**Required work:** Copy the lines below as they are; omit the images they contain.

(Extracted data entries)
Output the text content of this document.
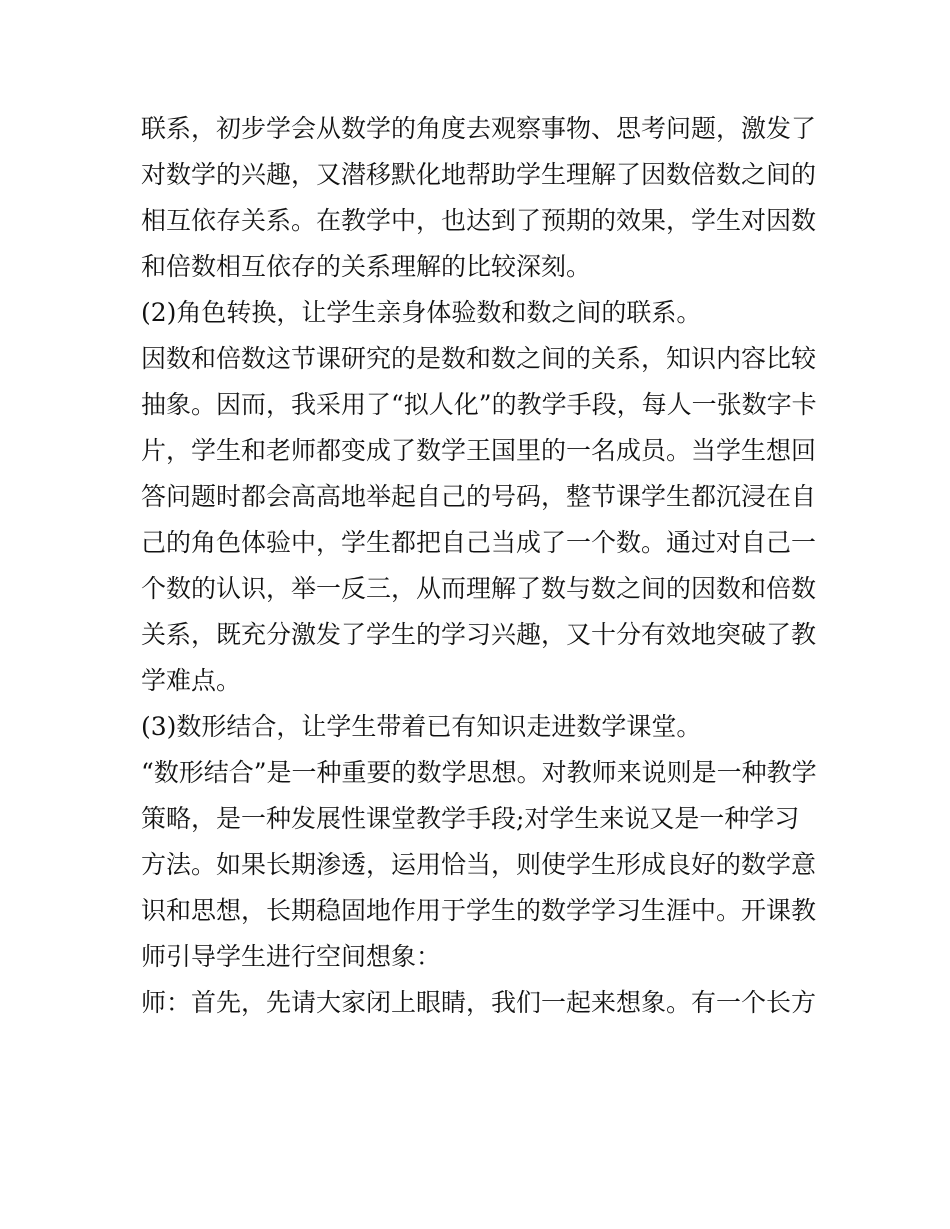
联系，初步学会从数学的角度去观察事物、思考问题，激发了
对数学的兴趣，又潜移默化地帮助学生理解了因数倍数之间的
相互依存关系。在教学中，也达到了预期的效果，学生对因数
和倍数相互依存的关系理解的比较深刻。
(2)角色转换，让学生亲身体验数和数之间的联系。
因数和倍数这节课研究的是数和数之间的关系，知识内容比较
抽象。因而，我采用了“拟人化”的教学手段，每人一张数字卡
片，学生和老师都变成了数学王国里的一名成员。当学生想回
答问题时都会高高地举起自己的号码，整节课学生都沉浸在自
己的角色体验中，学生都把自己当成了一个数。通过对自己一
个数的认识，举一反三，从而理解了数与数之间的因数和倍数
关系，既充分激发了学生的学习兴趣，又十分有效地突破了教
学难点。
(3)数形结合，让学生带着已有知识走进数学课堂。
“数形结合”是一种重要的数学思想。对教师来说则是一种教学
策略，是一种发展性课堂教学手段;对学生来说又是一种学习
方法。如果长期渗透，运用恰当，则使学生形成良好的数学意
识和思想，长期稳固地作用于学生的数学学习生涯中。开课教
师引导学生进行空间想象：
师：首先，先请大家闭上眼睛，我们一起来想象。有一个长方
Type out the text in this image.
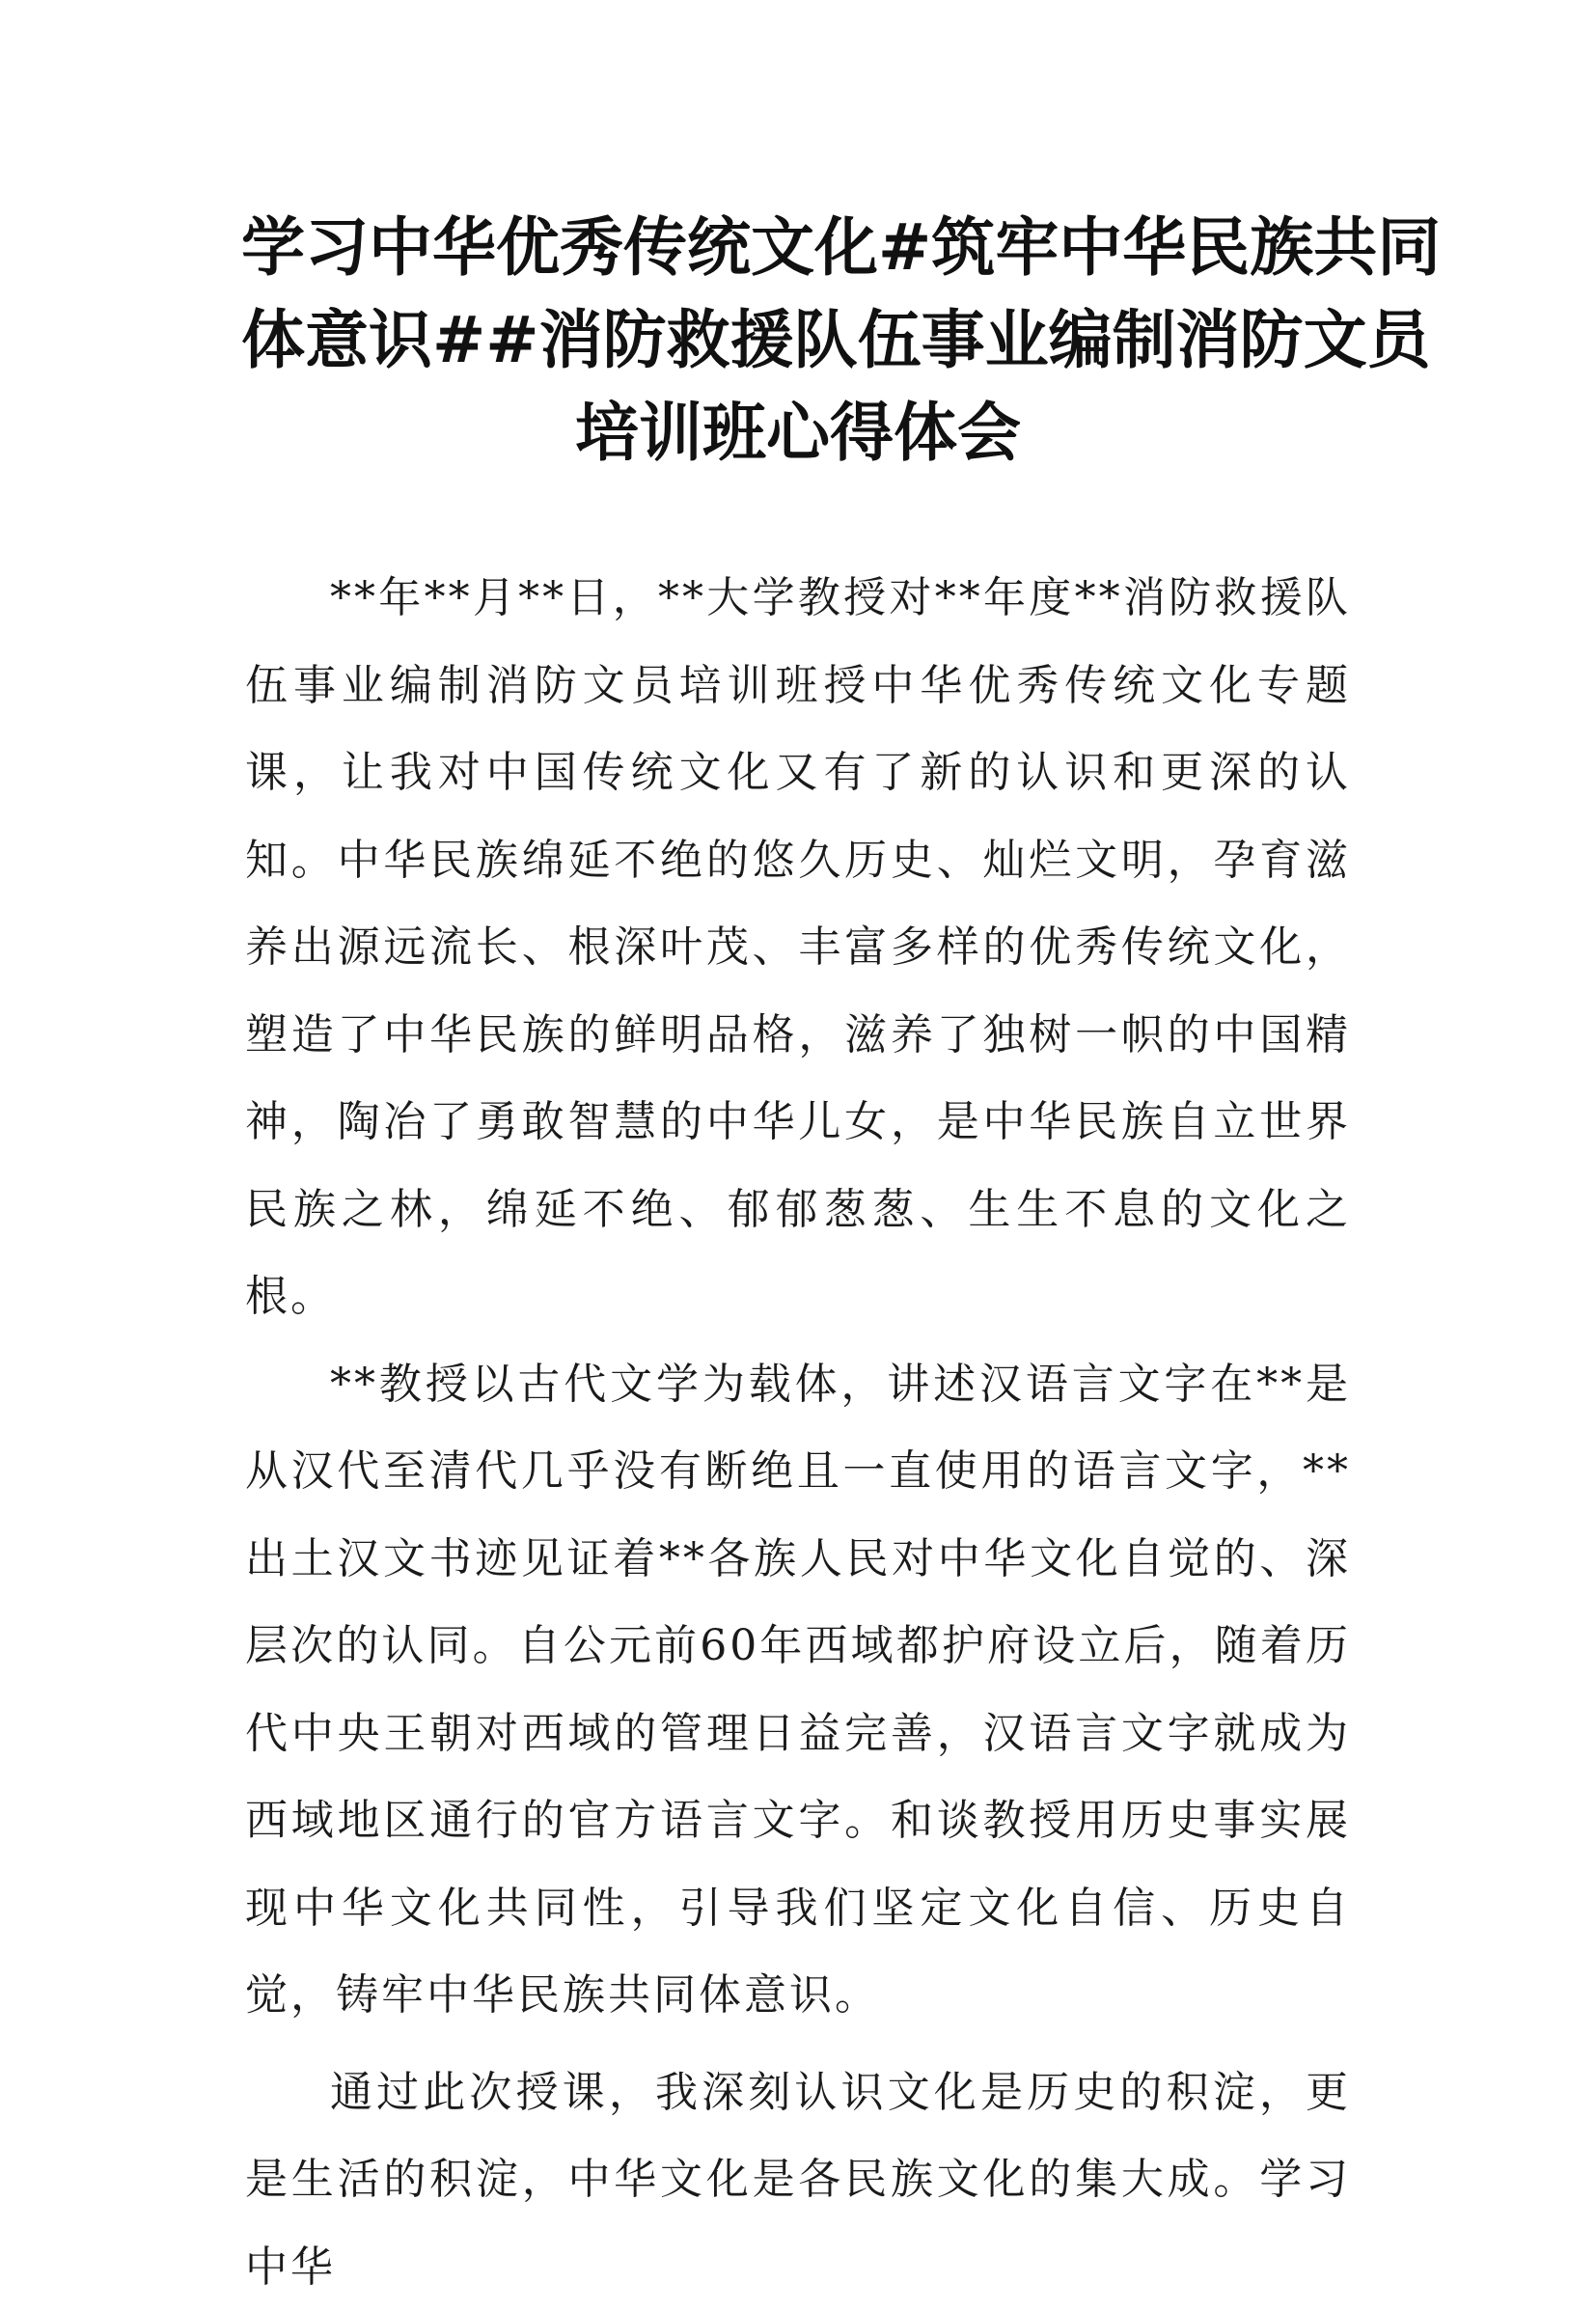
学习中华优秀传统文化#筑牢中华民族共同
体意识##消防救援队伍事业编制消防文员
培训班心得体会

**年**月**日，**大学教授对**年度**消防救援队伍事业编制消防文员培训班授中华优秀传统文化专题课，让我对中国传统文化又有了新的认识和更深的认知。中华民族绵延不绝的悠久历史、灿烂文明，孕育滋养出源远流长、根深叶茂、丰富多样的优秀传统文化，塑造了中华民族的鲜明品格，滋养了独树一帜的中国精神，陶冶了勇敢智慧的中华儿女，是中华民族自立世界民族之林，绵延不绝、郁郁葱葱、生生不息的文化之根。

**教授以古代文学为载体，讲述汉语言文字在**是从汉代至清代几乎没有断绝且一直使用的语言文字，**出土汉文书迹见证着**各族人民对中华文化自觉的、深层次的认同。自公元前60年西域都护府设立后，随着历代中央王朝对西域的管理日益完善，汉语言文字就成为西域地区通行的官方语言文字。和谈教授用历史事实展现中华文化共同性，引导我们坚定文化自信、历史自觉，铸牢中华民族共同体意识。

通过此次授课，我深刻认识文化是历史的积淀，更是生活的积淀，中华文化是各民族文化的集大成。学习中华
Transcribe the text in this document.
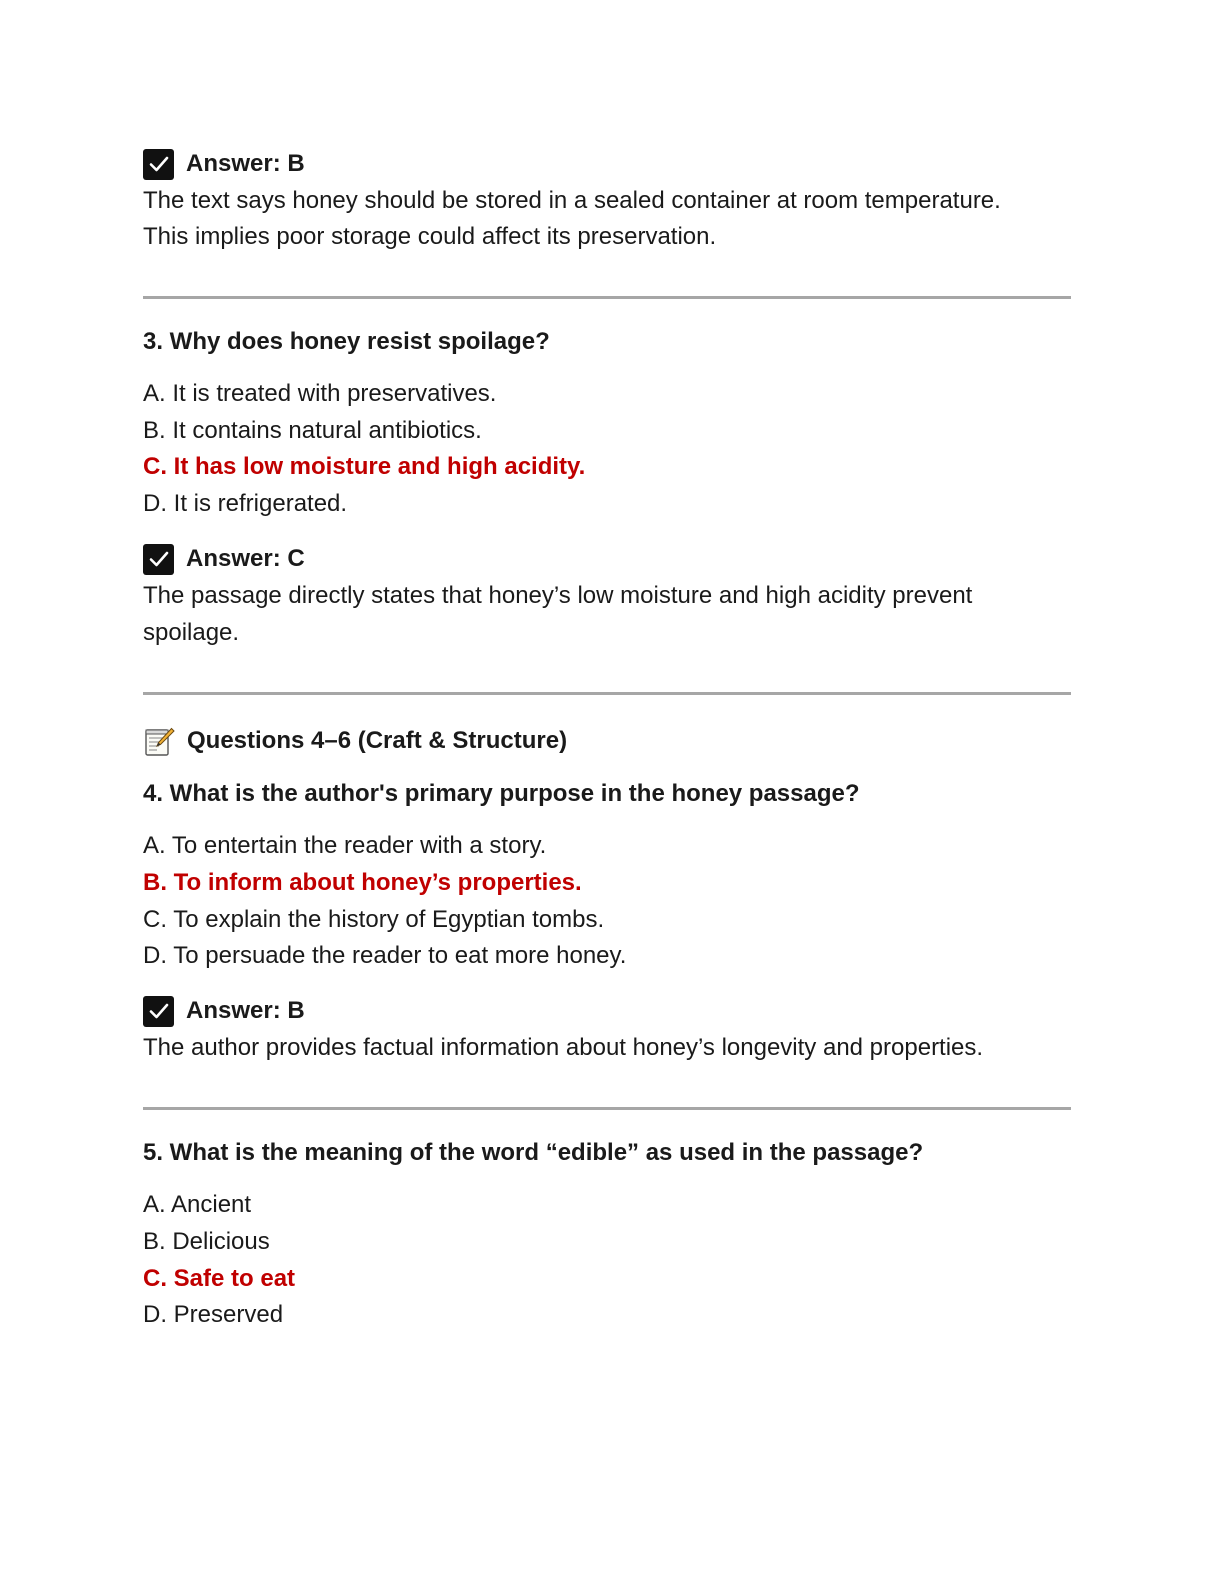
Answer: B
The text says honey should be stored in a sealed container at room temperature.
This implies poor storage could affect its preservation.
3. Why does honey resist spoilage?
A. It is treated with preservatives.
B. It contains natural antibiotics.
C. It has low moisture and high acidity.
D. It is refrigerated.
Answer: C
The passage directly states that honey’s low moisture and high acidity prevent
spoilage.
Questions 4–6 (Craft & Structure)
4. What is the author's primary purpose in the honey passage?
A. To entertain the reader with a story.
B. To inform about honey’s properties.
C. To explain the history of Egyptian tombs.
D. To persuade the reader to eat more honey.
Answer: B
The author provides factual information about honey’s longevity and properties.
5. What is the meaning of the word “edible” as used in the passage?
A. Ancient
B. Delicious
C. Safe to eat
D. Preserved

**Solution for this problem:**
Output the text content of this document.
联系，初步学会从数学的角度去观察事物、思考问题，激发了
对数学的兴趣，又潜移默化地帮助学生理解了因数倍数之间的
相互依存关系。在教学中，也达到了预期的效果，学生对因数
和倍数相互依存的关系理解的比较深刻。
(2)角色转换，让学生亲身体验数和数之间的联系。
因数和倍数这节课研究的是数和数之间的关系，知识内容比较
抽象。因而，我采用了“拟人化”的教学手段，每人一张数字卡
片，学生和老师都变成了数学王国里的一名成员。当学生想回
答问题时都会高高地举起自己的号码，整节课学生都沉浸在自
己的角色体验中，学生都把自己当成了一个数。通过对自己一
个数的认识，举一反三，从而理解了数与数之间的因数和倍数
关系，既充分激发了学生的学习兴趣，又十分有效地突破了教
学难点。
(3)数形结合，让学生带着已有知识走进数学课堂。
“数形结合”是一种重要的数学思想。对教师来说则是一种教学
策略，是一种发展性课堂教学手段;对学生来说又是一种学习
方法。如果长期渗透，运用恰当，则使学生形成良好的数学意
识和思想，长期稳固地作用于学生的数学学习生涯中。开课教
师引导学生进行空间想象：
师：首先，先请大家闭上眼睛，我们一起来想象。有一个长方
Type out the text in this image.
学习中华优秀传统文化#筑牢中华民族共同
体意识##消防救援队伍事业编制消防文员
培训班心得体会

**年**月**日，**大学教授对**年度**消防救援队伍事业编制消防文员培训班授中华优秀传统文化专题课，让我对中国传统文化又有了新的认识和更深的认知。中华民族绵延不绝的悠久历史、灿烂文明，孕育滋养出源远流长、根深叶茂、丰富多样的优秀传统文化，塑造了中华民族的鲜明品格，滋养了独树一帜的中国精神，陶冶了勇敢智慧的中华儿女，是中华民族自立世界民族之林，绵延不绝、郁郁葱葱、生生不息的文化之根。

**教授以古代文学为载体，讲述汉语言文字在**是从汉代至清代几乎没有断绝且一直使用的语言文字，**出土汉文书迹见证着**各族人民对中华文化自觉的、深层次的认同。自公元前60年西域都护府设立后，随着历代中央王朝对西域的管理日益完善，汉语言文字就成为西域地区通行的官方语言文字。和谈教授用历史事实展现中华文化共同性，引导我们坚定文化自信、历史自觉，铸牢中华民族共同体意识。

通过此次授课，我深刻认识文化是历史的积淀，更是生活的积淀，中华文化是各民族文化的集大成。学习中华
Transcribe the text in this document.
Answer: B
The text says honey should be stored in a sealed container at room temperature.
This implies poor storage could affect its preservation.
3. Why does honey resist spoilage?
A. It is treated with preservatives.
B. It contains natural antibiotics.
C. It has low moisture and high acidity.
D. It is refrigerated.
Answer: C
The passage directly states that honey’s low moisture and high acidity prevent
spoilage.
Questions 4–6 (Craft & Structure)
4. What is the author's primary purpose in the honey passage?
A. To entertain the reader with a story.
B. To inform about honey’s properties.
C. To explain the history of Egyptian tombs.
D. To persuade the reader to eat more honey.
Answer: B
The author provides factual information about honey’s longevity and properties.
5. What is the meaning of the word “edible” as used in the passage?
A. Ancient
B. Delicious
C. Safe to eat
D. Preserved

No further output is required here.